First impressions of XFS in mid-February
This led me to SGI's XFS. Mid February saw the release of kernel 2.4.2 and, by the weekend of the 24th, SGI had already adopted 2.4.2 as the base of their XFS development CVS repository. I was impressed with this attention to keeping XFS' development as close to the stock kernel as possible. I decided to check out the kernel, compile and test it on a few older and newer systems, and ended up writing an RPM spec file and releasing some RPMs for RedHat 7.0 at the time (since it has been a couple months, using 2.4.0pre kernels, since SGI had done so). Thus I began my standard "three month evaluation" of XFS in early 2001, like I did with ReiserFS and Ext3 in early 2000.
What is instantly preferrable about XFS
It did not take me long before I was impressed with SGI's XFS implementation. Most specifically:
Forgetting features, Linux-oriented integration was at the forefront of XFS' port. The fsck program was called "fsck.xfs" (which really did only some basic things, relying on "xfs_repair" for any rare "dirty work"), and "xfsdump" preserved advanced XFS attributes in backups.
The structure of XFS has remained relatively unchanged since the original whitepapers and release in the 1993-1994 timeframe. One thing that scares me about ReiserFS is the changing internal structure, not just via the extensible features of putting meta-data directly in the root tree -- which is a very interesting, advanced and novel idea -- don't get me wrong -- but I believe even Linus had to put his foot down on some of these "variables" before ReiserFS was included in 2.4.1 (as I have heard). Again, XFS' structure on Linux is that of the Irix implementation.
Regarding features, according to the Linux Gazette #55 review of JFS' for Linux (mid-2000), XFS sported the most features -- from B+Tree directory and free block management to small data file and directories being stored in the inode itself. But it still preserved the traditional, UNIX FS inode structure that made NFS, quota and other support natural and minimal in effort.
The ability to move storage devices from MIPS/Irix systems to Linux systems is a big plus. Most intererstingly, this also included almost direct porting of XFS's Access Control List (ACL) capability from the Irix platform to Linux. I had personally never used ACLs on Irix before, just Solaris, and was impressed by XFS' storing of ACLs in the filesystem meta-data, instead of in separate files like Solaris (although the XFS "acl" front-end has a syntax that leaves much to be desired;-).
Lastly, it looks like SGI is "thinking ahead" to enterprise NAS/SAN devices by implementing a Data Management API (DMAPI) for hierarchical storage management (HSM) subsystems. XFS excels at large file performance, hence why MIPS/Irix is a favorite platform for A/V content servers.

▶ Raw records
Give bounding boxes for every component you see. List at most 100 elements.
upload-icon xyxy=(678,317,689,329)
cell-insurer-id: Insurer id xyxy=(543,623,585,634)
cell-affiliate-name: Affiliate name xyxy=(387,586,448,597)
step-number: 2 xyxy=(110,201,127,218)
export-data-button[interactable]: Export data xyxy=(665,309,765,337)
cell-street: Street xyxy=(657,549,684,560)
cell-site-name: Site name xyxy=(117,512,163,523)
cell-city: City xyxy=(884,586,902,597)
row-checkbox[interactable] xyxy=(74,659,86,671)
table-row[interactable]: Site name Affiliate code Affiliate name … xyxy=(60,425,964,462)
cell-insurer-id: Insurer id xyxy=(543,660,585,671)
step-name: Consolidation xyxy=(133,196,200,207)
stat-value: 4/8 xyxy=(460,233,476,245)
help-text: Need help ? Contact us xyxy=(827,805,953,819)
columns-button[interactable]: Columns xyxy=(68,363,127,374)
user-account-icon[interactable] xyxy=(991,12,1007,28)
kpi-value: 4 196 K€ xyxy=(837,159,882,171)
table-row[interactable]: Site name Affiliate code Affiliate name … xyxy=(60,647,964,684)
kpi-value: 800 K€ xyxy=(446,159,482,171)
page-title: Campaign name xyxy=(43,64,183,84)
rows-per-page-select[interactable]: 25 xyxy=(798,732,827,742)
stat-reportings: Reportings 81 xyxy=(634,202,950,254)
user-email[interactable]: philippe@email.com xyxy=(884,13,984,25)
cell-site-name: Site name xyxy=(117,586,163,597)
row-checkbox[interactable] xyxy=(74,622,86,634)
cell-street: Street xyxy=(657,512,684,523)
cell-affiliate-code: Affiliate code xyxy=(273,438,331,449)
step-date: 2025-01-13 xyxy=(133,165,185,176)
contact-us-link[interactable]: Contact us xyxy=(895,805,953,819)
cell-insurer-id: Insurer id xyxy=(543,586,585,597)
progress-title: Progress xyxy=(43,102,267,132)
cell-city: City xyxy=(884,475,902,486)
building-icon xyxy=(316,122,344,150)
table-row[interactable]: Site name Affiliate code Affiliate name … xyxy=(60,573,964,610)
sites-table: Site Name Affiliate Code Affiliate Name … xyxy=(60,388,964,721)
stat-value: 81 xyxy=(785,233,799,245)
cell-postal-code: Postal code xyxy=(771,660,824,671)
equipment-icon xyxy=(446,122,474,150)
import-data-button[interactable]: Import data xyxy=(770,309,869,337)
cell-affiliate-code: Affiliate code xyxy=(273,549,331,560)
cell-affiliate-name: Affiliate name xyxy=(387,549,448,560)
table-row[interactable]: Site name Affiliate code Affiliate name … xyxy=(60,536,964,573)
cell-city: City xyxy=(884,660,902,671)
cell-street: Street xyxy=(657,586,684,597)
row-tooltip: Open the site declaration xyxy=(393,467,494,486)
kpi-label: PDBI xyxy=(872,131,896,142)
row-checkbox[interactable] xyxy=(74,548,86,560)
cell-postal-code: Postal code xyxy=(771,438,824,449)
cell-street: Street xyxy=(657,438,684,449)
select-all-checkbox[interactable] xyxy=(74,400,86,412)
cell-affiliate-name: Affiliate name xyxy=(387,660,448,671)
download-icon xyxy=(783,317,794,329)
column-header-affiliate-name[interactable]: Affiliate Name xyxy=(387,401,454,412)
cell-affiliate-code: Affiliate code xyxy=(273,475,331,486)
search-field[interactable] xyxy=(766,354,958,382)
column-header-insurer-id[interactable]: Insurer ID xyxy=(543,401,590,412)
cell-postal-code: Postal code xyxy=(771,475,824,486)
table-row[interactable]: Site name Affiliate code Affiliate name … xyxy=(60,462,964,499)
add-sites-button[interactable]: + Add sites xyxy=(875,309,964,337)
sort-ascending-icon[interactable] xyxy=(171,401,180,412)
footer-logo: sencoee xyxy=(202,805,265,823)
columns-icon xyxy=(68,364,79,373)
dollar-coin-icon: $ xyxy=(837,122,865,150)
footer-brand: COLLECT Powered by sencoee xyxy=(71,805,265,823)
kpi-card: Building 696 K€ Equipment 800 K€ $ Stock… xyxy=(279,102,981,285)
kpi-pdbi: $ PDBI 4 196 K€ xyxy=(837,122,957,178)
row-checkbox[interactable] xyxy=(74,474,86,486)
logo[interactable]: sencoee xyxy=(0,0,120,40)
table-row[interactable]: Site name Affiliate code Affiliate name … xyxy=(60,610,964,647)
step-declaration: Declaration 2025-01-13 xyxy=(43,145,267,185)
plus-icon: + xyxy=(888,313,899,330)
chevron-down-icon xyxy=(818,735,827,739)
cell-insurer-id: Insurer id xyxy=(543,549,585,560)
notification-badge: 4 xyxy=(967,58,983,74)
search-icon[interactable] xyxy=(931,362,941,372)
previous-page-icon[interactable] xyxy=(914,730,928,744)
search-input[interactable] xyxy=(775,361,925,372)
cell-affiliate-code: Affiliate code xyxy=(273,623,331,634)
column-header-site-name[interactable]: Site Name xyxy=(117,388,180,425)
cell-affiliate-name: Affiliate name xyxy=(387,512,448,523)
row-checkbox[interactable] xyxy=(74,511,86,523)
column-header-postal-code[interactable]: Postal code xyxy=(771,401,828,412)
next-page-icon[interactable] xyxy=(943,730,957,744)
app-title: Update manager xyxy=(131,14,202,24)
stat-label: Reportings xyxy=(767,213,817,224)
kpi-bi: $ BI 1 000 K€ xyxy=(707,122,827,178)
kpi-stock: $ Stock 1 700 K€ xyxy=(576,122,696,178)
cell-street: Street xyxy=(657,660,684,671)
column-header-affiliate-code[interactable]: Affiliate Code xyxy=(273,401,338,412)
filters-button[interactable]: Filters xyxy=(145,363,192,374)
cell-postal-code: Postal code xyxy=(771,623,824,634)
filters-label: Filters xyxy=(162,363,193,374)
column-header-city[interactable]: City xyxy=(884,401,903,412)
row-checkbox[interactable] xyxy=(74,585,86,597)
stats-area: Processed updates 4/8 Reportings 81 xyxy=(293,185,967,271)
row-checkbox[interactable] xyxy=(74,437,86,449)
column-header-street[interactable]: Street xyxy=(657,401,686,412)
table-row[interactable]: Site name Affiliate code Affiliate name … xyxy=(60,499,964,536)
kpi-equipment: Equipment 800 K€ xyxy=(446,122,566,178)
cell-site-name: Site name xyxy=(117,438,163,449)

▶ Exercise instructions
**a)** Reproduce the XFS text starting at the words "Regarding features, according" and ending after "minimal in effort.", and swap "sported" for "offered".
**b)** Please answer these questions from the XFS text:
(i) Which kernel release did SGI adopt as the base of its XFS development CVS repository?
(ii) In what timeframe did the original XFS whitepapers and release appear?
(iii) Which program does "fsck.xfs" rely on for any rare "dirty work"?
**c)** Continue the XFS text from its last sentence.
The data stands apart from the XFS text.

▶ Responses by task
**a)**
Regarding features, according to the Linux Gazette #55 review of JFS' for Linux (mid-2000), XFS offered the most features -- from B+Tree directory and free block management to small data file and directories being stored in the inode itself. But it still preserved the traditional, UNIX FS inode structure that made NFS, quota and other support natural and minimal in effort.

**b)**
(i) Kernel 2.4.2
(ii) 1993-1994
(iii) "xfs_repair"

**c)**
How SGI releases XFS
Shortly after my RPM releases for RedHat 7.0, SGI began a series of test releases for the RedHat 7.1 beta (first Fisher, 7.0.90, and then Wolverine, 7.0.91) in March and April, and eventually RedHat 7.1 itself. Like the 2.4.0pre kernel releases before them, RedHat releases XFS in a three fold scheme:
Tarballs from CVS, and patches from CVS again the stock kernel, which include the ability to build RPMs and Debian packages (by including the appropriate SPEC/config files).
[Source] RPMs for popular RPM distributions (e.g., RedHat), as SGI has a long stance of not being in the business of distributing their own full-up distro (just support "add-ons" for their hardware).
A modified RPM set and Anaconda installer, including a bootable, pre-mastered ISO CD, that allows XFS to be installed alongside a stock RedHat distribution. This is especially sweet IMHO.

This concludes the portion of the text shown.